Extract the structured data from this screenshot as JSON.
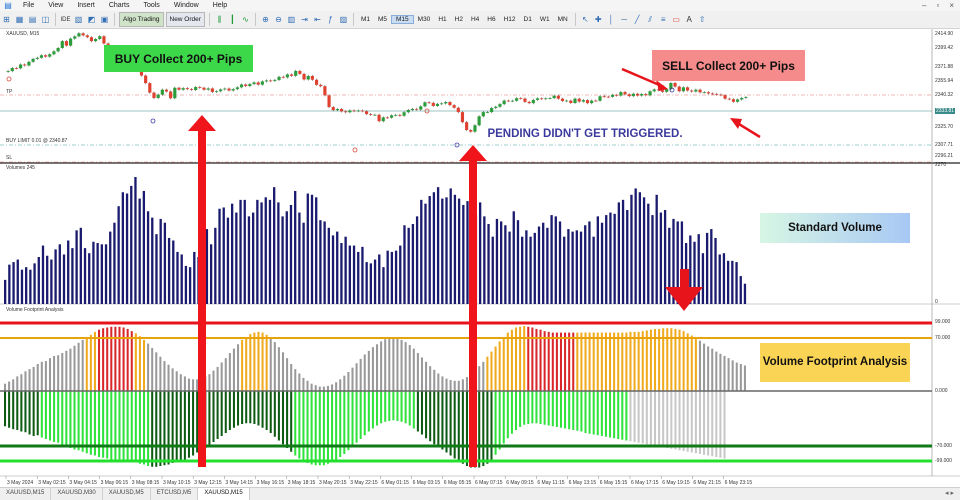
{
  "menu": {
    "items": [
      "File",
      "View",
      "Insert",
      "Charts",
      "Tools",
      "Window",
      "Help"
    ]
  },
  "toolbar": {
    "algo_trading": "Algo Trading",
    "new_order": "New Order",
    "timeframes": [
      "M1",
      "M5",
      "M15",
      "M30",
      "H1",
      "H2",
      "H4",
      "H6",
      "H12",
      "D1",
      "W1",
      "MN"
    ],
    "active_timeframe": "M15"
  },
  "chart": {
    "header": "XAUUSD, M15",
    "tp_label": "TP",
    "sl_label": "SL",
    "pending_label": "BUY LIMIT 0.01 @ 2340.87",
    "right_prices": [
      "2414.90",
      "2399.42",
      "2371.88",
      "2355.94",
      "2340.32",
      "2333.81",
      "2325.70",
      "2307.71",
      "2296.21",
      "2270"
    ],
    "candles": [
      2372.8,
      2375,
      2374.8,
      2377.5,
      2376.8,
      2379.4,
      2381.5,
      2382.3,
      2384.1,
      2383.1,
      2384.8,
      2386.9,
      2389.3,
      2394.2,
      2391,
      2396,
      2397.6,
      2399.8,
      2398.3,
      2397,
      2394.2,
      2395.7,
      2397.7,
      2392.5,
      2390.5,
      2388.3,
      2390,
      2386.9,
      2384.4,
      2384.8,
      2379.7,
      2376.8,
      2369.6,
      2364.2,
      2357.4,
      2353.6,
      2356,
      2359.5,
      2358.2,
      2353.4,
      2360.9,
      2359.5,
      2360.6,
      2359.9,
      2359.3,
      2361.4,
      2360.9,
      2359.5,
      2360.4,
      2357.9,
      2358.4,
      2359.7,
      2360.3,
      2358.9,
      2359.9,
      2361.2,
      2363.2,
      2362.1,
      2363.5,
      2364.7,
      2363.1,
      2365.4,
      2366.1,
      2365.8,
      2366.5,
      2368.7,
      2368.3,
      2370.4,
      2369.4,
      2372.9,
      2370.8,
      2366.8,
      2369.3,
      2366.6,
      2363,
      2362,
      2355.5,
      2347.1,
      2344.9,
      2345.7,
      2344,
      2343.4,
      2344.7,
      2344.2,
      2344.6,
      2344.1,
      2342.1,
      2341.5,
      2341.6,
      2337,
      2339.7,
      2339.5,
      2341.2,
      2341.5,
      2340.9,
      2343.4,
      2345,
      2345.8,
      2345.3,
      2347.6,
      2350.5,
      2350.1,
      2347.9,
      2349.4,
      2349.7,
      2350.7,
      2348.5,
      2346.6,
      2343.5,
      2336.3,
      2330.7,
      2329.5,
      2334.1,
      2340.5,
      2343.5,
      2343.5,
      2346.4,
      2347.3,
      2349.2,
      2351.7,
      2351.4,
      2351.6,
      2353.4,
      2353.2,
      2350.8,
      2349.9,
      2352.2,
      2353.3,
      2352.9,
      2353.3,
      2353.5,
      2355.2,
      2353.1,
      2351.4,
      2351.7,
      2350,
      2353.1,
      2351,
      2352.1,
      2349.9,
      2351.7,
      2351.6,
      2354.8,
      2354.5,
      2354.4,
      2355.8,
      2355.3,
      2357.8,
      2356.2,
      2354.9,
      2356.6,
      2355.3,
      2356.4,
      2355.5,
      2358.4,
      2359.7,
      2359.1,
      2358,
      2359.9,
      2364.3,
      2361.7,
      2358.4,
      2361.2,
      2358.9,
      2358.2,
      2359.5,
      2357.6,
      2357.7,
      2356.8,
      2356.5,
      2356,
      2355.6,
      2353.1,
      2352.7,
      2350.9,
      2352.5,
      2353.6,
      2354.2
    ],
    "annotations": {
      "buy": "BUY Collect 200+ Pips",
      "sell": "SELL Collect 200+ Pips",
      "pending": "PENDING DIDN'T GET TRIGGERED.",
      "standard_volume": "Standard Volume",
      "footprint": "Volume Footprint Analysis"
    },
    "colors": {
      "buy_box": "#3dd74a",
      "sell_box": "#f58b8b",
      "arrow": "#f0141b",
      "standard_volume_box": "#cde8f8",
      "footprint_box": "#fad455",
      "pending_text": "#3b3a9c",
      "volume_bar": "#1a1a6e",
      "fp_red": "#d9262a",
      "fp_orange": "#f0aa1e",
      "fp_gray": "#999999",
      "fp_darkgreen": "#0d5b12",
      "fp_green": "#2fe33a",
      "line_red": "#e8141b",
      "line_orange": "#e8a20a",
      "line_darkgreen": "#0f7a16",
      "line_green": "#24e02e"
    }
  },
  "volume_panel": {
    "title": "Volumes 245",
    "scale_top": "",
    "scale_bottom": "0",
    "values": [
      19,
      31,
      33,
      35,
      27,
      29,
      27,
      32,
      37,
      46,
      38,
      35,
      43,
      47,
      39,
      50,
      44,
      58,
      60,
      44,
      40,
      49,
      48,
      47,
      47,
      57,
      64,
      77,
      88,
      87,
      93,
      100,
      83,
      89,
      73,
      68,
      55,
      67,
      64,
      52,
      50,
      41,
      39,
      30,
      29,
      41,
      37,
      48,
      59,
      47,
      60,
      75,
      76,
      68,
      79,
      72,
      82,
      82,
      69,
      72,
      82,
      80,
      84,
      82,
      92,
      80,
      69,
      73,
      78,
      89,
      72,
      64,
      87,
      86,
      84,
      66,
      65,
      60,
      54,
      57,
      48,
      53,
      46,
      46,
      41,
      45,
      33,
      32,
      35,
      39,
      29,
      42,
      41,
      42,
      46,
      62,
      60,
      63,
      69,
      82,
      79,
      85,
      88,
      92,
      83,
      84,
      91,
      86,
      83,
      78,
      81,
      71,
      70,
      80,
      69,
      63,
      53,
      67,
      65,
      62,
      57,
      73,
      66,
      53,
      58,
      53,
      56,
      61,
      64,
      60,
      70,
      69,
      65,
      53,
      59,
      57,
      58,
      57,
      62,
      65,
      53,
      69,
      64,
      70,
      72,
      71,
      80,
      82,
      74,
      86,
      91,
      88,
      84,
      79,
      70,
      86,
      72,
      74,
      60,
      67,
      65,
      65,
      48,
      54,
      49,
      55,
      40,
      56,
      59,
      52,
      39,
      40,
      34,
      34,
      33,
      22,
      16
    ],
    "arrow_color": "#e8141b"
  },
  "footprint_panel": {
    "title": "Volume Footprint Analysis",
    "scale": [
      "99.000",
      "70.000",
      "0.000",
      "-70.000",
      "-99.000"
    ],
    "top_values": [
      10,
      13,
      16,
      20,
      23,
      27,
      30,
      33,
      37,
      40,
      41,
      45,
      48,
      49,
      52,
      55,
      58,
      62,
      66,
      70,
      74,
      77,
      81,
      84,
      86,
      87,
      88,
      88,
      88,
      87,
      85,
      82,
      79,
      75,
      70,
      65,
      59,
      53,
      47,
      41,
      36,
      31,
      27,
      23,
      20,
      17,
      16,
      16,
      17,
      20,
      23,
      28,
      33,
      39,
      45,
      52,
      58,
      64,
      70,
      74,
      78,
      80,
      81,
      80,
      77,
      73,
      67,
      60,
      53,
      45,
      37,
      30,
      24,
      18,
      14,
      10,
      8,
      6,
      6,
      7,
      9,
      12,
      16,
      21,
      26,
      32,
      38,
      44,
      50,
      55,
      60,
      64,
      68,
      71,
      72,
      73,
      72,
      70,
      67,
      63,
      58,
      52,
      46,
      40,
      34,
      29,
      24,
      20,
      17,
      15,
      14,
      14,
      16,
      19,
      23,
      28,
      34,
      40,
      47,
      54,
      61,
      68,
      74,
      80,
      84,
      87,
      88,
      89,
      88,
      87,
      85,
      84,
      82,
      81,
      80,
      80,
      80,
      80,
      80,
      80,
      80,
      80,
      80,
      80,
      80,
      80,
      80,
      80,
      80,
      80,
      80,
      80,
      80,
      81,
      81,
      81,
      82,
      83,
      84,
      85,
      85,
      86,
      86,
      86,
      85,
      84,
      82,
      79,
      76,
      72,
      69,
      65,
      61,
      58,
      54,
      51,
      48,
      45,
      42,
      39,
      37,
      35
    ],
    "top_colors": [
      "g",
      "g",
      "g",
      "g",
      "g",
      "g",
      "g",
      "g",
      "g",
      "g",
      "g",
      "g",
      "g",
      "g",
      "g",
      "g",
      "g",
      "g",
      "g",
      "g",
      "o",
      "o",
      "o",
      "r",
      "r",
      "r",
      "r",
      "r",
      "r",
      "r",
      "r",
      "r",
      "o",
      "o",
      "o",
      "g",
      "g",
      "g",
      "g",
      "g",
      "g",
      "g",
      "g",
      "g",
      "g",
      "g",
      "g",
      "g",
      "g",
      "g",
      "g",
      "g",
      "g",
      "g",
      "g",
      "g",
      "g",
      "g",
      "o",
      "o",
      "o",
      "o",
      "o",
      "o",
      "o",
      "g",
      "g",
      "g",
      "g",
      "g",
      "g",
      "g",
      "g",
      "g",
      "g",
      "g",
      "g",
      "g",
      "g",
      "g",
      "g",
      "g",
      "g",
      "g",
      "g",
      "g",
      "g",
      "g",
      "g",
      "g",
      "g",
      "g",
      "g",
      "g",
      "g",
      "g",
      "g",
      "g",
      "g",
      "g",
      "g",
      "g",
      "g",
      "g",
      "g",
      "g",
      "g",
      "g",
      "g",
      "g",
      "g",
      "g",
      "g",
      "g",
      "g",
      "g",
      "g",
      "g",
      "o",
      "o",
      "o",
      "o",
      "o",
      "o",
      "o",
      "o",
      "o",
      "o",
      "r",
      "r",
      "r",
      "r",
      "r",
      "r",
      "r",
      "r",
      "r",
      "r",
      "r",
      "r",
      "o",
      "o",
      "o",
      "o",
      "o",
      "o",
      "o",
      "o",
      "o",
      "o",
      "o",
      "o",
      "o",
      "o",
      "o",
      "o",
      "o",
      "o",
      "o",
      "o",
      "o",
      "o",
      "o",
      "o",
      "o",
      "o",
      "o",
      "o",
      "o",
      "o",
      "g",
      "g",
      "g",
      "g",
      "g",
      "g",
      "g",
      "g",
      "g",
      "g",
      "g"
    ],
    "bottom_values": [
      47,
      49,
      51,
      52,
      54,
      55,
      58,
      60,
      59,
      62,
      64,
      66,
      68,
      69,
      72,
      74,
      76,
      78,
      79,
      81,
      83,
      85,
      86,
      88,
      89,
      90,
      92,
      93,
      93,
      94,
      94,
      95,
      95,
      97,
      98,
      100,
      101,
      101,
      100,
      99,
      98,
      96,
      95,
      93,
      92,
      89,
      86,
      82,
      79,
      76,
      72,
      68,
      64,
      60,
      56,
      52,
      49,
      46,
      44,
      43,
      43,
      44,
      46,
      49,
      52,
      56,
      61,
      66,
      71,
      76,
      81,
      86,
      90,
      93,
      96,
      98,
      99,
      99,
      99,
      97,
      95,
      92,
      88,
      84,
      79,
      74,
      69,
      64,
      59,
      54,
      50,
      46,
      43,
      41,
      40,
      39,
      40,
      41,
      43,
      46,
      50,
      54,
      58,
      63,
      67,
      71,
      75,
      78,
      82,
      86,
      90,
      94,
      97,
      100,
      102,
      102,
      102,
      100,
      97,
      92,
      85,
      78,
      70,
      63,
      57,
      52,
      48,
      45,
      44,
      43,
      43,
      44,
      45,
      46,
      47,
      48,
      49,
      50,
      51,
      52,
      53,
      54,
      56,
      57,
      58,
      59,
      60,
      61,
      62,
      63,
      64,
      65,
      66,
      67,
      68,
      69,
      70,
      71,
      72,
      73,
      74,
      75,
      76,
      77,
      78,
      79,
      80,
      81,
      82,
      83,
      84,
      85,
      86,
      87,
      88,
      89,
      90
    ],
    "bottom_colors": [
      "d",
      "d",
      "d",
      "d",
      "d",
      "d",
      "d",
      "d",
      "d",
      "l",
      "l",
      "l",
      "l",
      "l",
      "l",
      "l",
      "l",
      "l",
      "l",
      "l",
      "l",
      "l",
      "l",
      "l",
      "l",
      "l",
      "l",
      "l",
      "l",
      "l",
      "l",
      "l",
      "l",
      "l",
      "l",
      "l",
      "d",
      "d",
      "d",
      "d",
      "d",
      "d",
      "d",
      "d",
      "d",
      "d",
      "d",
      "d",
      "d",
      "d",
      "d",
      "d",
      "d",
      "d",
      "d",
      "d",
      "d",
      "d",
      "d",
      "d",
      "d",
      "d",
      "d",
      "d",
      "d",
      "d",
      "d",
      "d",
      "d",
      "d",
      "d",
      "l",
      "l",
      "l",
      "l",
      "l",
      "l",
      "l",
      "l",
      "l",
      "l",
      "l",
      "l",
      "l",
      "l",
      "l",
      "l",
      "l",
      "l",
      "l",
      "l",
      "l",
      "l",
      "l",
      "l",
      "l",
      "l",
      "l",
      "l",
      "l",
      "l",
      "d",
      "d",
      "d",
      "d",
      "d",
      "d",
      "d",
      "d",
      "d",
      "d",
      "d",
      "d",
      "d",
      "d",
      "d",
      "d",
      "d",
      "d",
      "d",
      "l",
      "l",
      "l",
      "l",
      "l",
      "l",
      "l",
      "l",
      "l",
      "l",
      "l",
      "l",
      "l",
      "l",
      "l",
      "l",
      "l",
      "l",
      "l",
      "l",
      "l",
      "l",
      "l",
      "l",
      "l",
      "l",
      "l",
      "l",
      "l",
      "l",
      "l",
      "l",
      "l",
      "l",
      "l",
      "l",
      "l",
      "l",
      "l",
      "l",
      "l",
      "l",
      "l",
      "l",
      "l",
      "l",
      "l",
      "l",
      "l",
      "l",
      "l",
      "l",
      "l",
      "l",
      "l",
      "l",
      "l",
      "l",
      "l",
      "l",
      "l"
    ]
  },
  "time_axis": [
    "3 May 2024",
    "3 May 02:15",
    "3 May 04:15",
    "3 May 06:15",
    "3 May 08:15",
    "3 May 10:15",
    "3 May 12:15",
    "3 May 14:15",
    "3 May 16:15",
    "3 May 18:15",
    "3 May 20:15",
    "3 May 22:15",
    "6 May 01:15",
    "6 May 03:15",
    "6 May 05:15",
    "6 May 07:15",
    "6 May 09:15",
    "6 May 11:15",
    "6 May 13:15",
    "6 May 15:15",
    "6 May 17:15",
    "6 May 19:15",
    "6 May 21:15",
    "6 May 23:15"
  ],
  "tabs": [
    "XAUUSD,M15",
    "XAUUSD,M30",
    "XAUUSD,M5",
    "ETCUSD,M5",
    "XAUUSD,M15"
  ],
  "active_tab": 4
}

• EXERCISE BRIEF: What is the number of lines in the records that contain "Analysis"? Give that number only.

• OUTPUT: 2